+++ RECORDS PROVIDED +++

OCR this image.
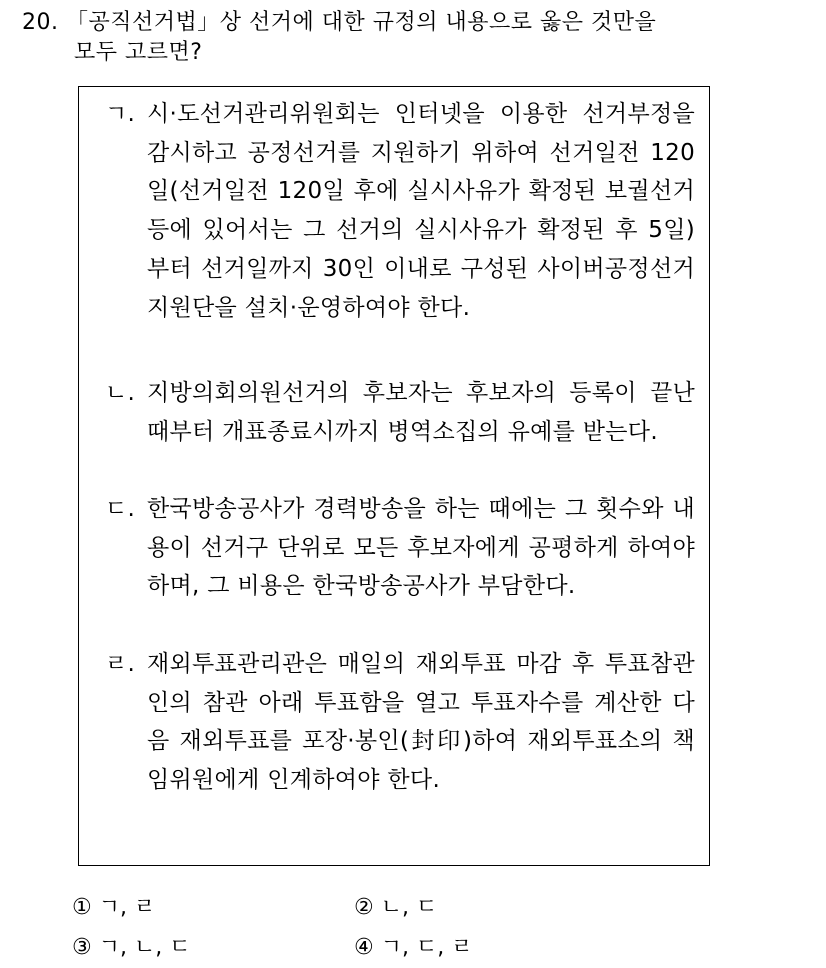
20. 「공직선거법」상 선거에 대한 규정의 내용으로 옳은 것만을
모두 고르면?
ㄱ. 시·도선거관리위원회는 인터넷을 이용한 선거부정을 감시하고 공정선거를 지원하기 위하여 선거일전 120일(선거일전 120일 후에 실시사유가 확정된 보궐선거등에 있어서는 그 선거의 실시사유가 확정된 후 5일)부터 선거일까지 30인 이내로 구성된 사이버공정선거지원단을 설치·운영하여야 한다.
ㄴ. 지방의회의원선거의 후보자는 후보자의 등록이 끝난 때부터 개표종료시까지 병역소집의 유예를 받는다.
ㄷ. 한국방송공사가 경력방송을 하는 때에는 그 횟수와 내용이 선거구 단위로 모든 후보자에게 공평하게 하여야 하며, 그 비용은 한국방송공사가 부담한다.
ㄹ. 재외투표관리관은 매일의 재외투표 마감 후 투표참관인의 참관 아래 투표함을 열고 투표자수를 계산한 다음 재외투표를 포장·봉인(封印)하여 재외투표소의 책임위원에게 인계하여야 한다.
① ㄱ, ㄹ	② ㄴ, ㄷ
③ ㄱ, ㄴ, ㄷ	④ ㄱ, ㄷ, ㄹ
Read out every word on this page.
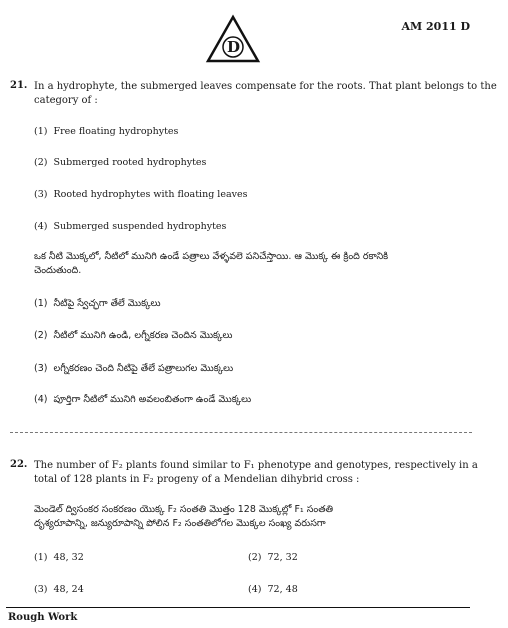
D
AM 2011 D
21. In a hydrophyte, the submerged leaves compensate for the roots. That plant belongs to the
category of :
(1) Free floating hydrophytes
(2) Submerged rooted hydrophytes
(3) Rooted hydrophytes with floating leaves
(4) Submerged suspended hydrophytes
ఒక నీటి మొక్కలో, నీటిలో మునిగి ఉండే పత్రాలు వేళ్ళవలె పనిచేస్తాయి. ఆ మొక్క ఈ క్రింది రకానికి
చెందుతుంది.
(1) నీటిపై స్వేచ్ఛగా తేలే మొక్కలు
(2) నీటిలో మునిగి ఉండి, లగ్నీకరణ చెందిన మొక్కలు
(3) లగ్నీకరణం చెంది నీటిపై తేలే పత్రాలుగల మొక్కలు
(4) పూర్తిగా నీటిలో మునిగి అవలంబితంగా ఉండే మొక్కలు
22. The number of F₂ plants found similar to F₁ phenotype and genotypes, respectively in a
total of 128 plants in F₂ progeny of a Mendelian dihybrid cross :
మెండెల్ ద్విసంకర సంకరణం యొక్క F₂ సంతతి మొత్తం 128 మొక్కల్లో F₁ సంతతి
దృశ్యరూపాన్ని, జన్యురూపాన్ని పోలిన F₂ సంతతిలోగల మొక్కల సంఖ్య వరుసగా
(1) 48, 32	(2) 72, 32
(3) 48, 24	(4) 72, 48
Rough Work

+++
+++ RECORDS PROVIDED +++

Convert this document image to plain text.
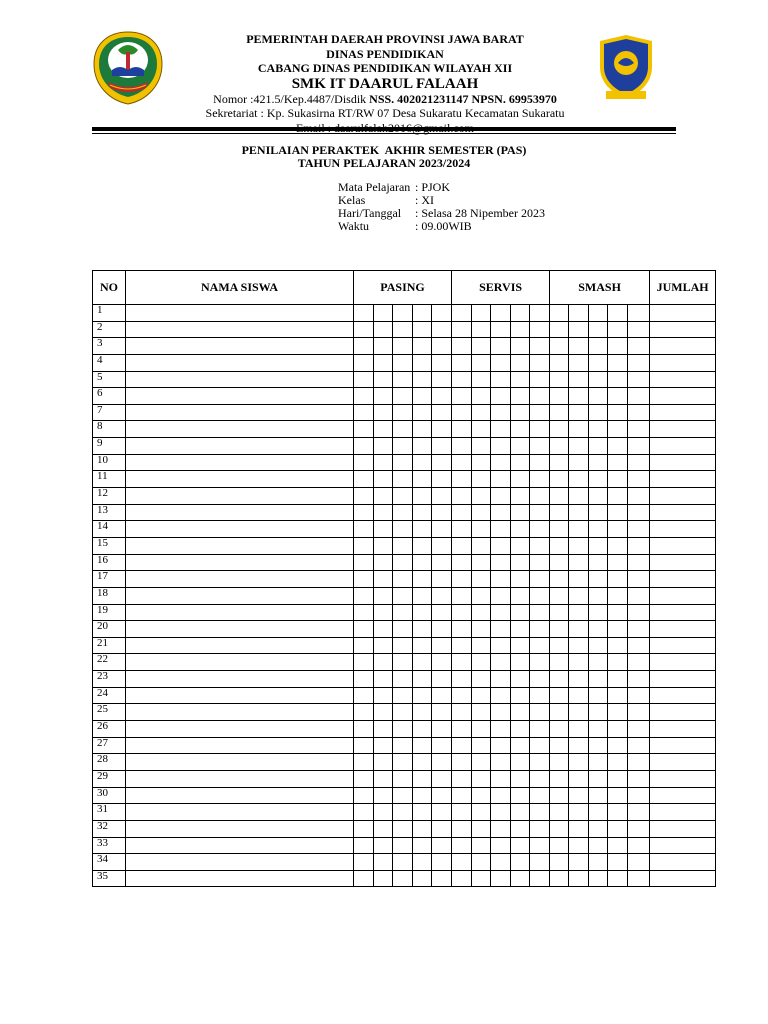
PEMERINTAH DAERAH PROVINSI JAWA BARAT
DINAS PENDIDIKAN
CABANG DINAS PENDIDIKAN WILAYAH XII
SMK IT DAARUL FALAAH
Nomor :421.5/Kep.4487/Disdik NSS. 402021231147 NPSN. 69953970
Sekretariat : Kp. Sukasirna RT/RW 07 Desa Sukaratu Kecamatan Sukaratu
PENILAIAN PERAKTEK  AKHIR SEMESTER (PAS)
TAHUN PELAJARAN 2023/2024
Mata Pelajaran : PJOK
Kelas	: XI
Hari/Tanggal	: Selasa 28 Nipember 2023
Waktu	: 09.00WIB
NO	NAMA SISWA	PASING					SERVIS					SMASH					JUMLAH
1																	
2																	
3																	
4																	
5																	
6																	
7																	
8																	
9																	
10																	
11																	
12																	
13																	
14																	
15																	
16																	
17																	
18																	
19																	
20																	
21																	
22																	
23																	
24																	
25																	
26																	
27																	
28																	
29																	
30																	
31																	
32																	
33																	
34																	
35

+++

→ **INSTRUCTION**: Copy every line of the records above that holds the word "image".

→ **EXPECTED ANSWER**:
OCR this image.
Convert this document image to plain text.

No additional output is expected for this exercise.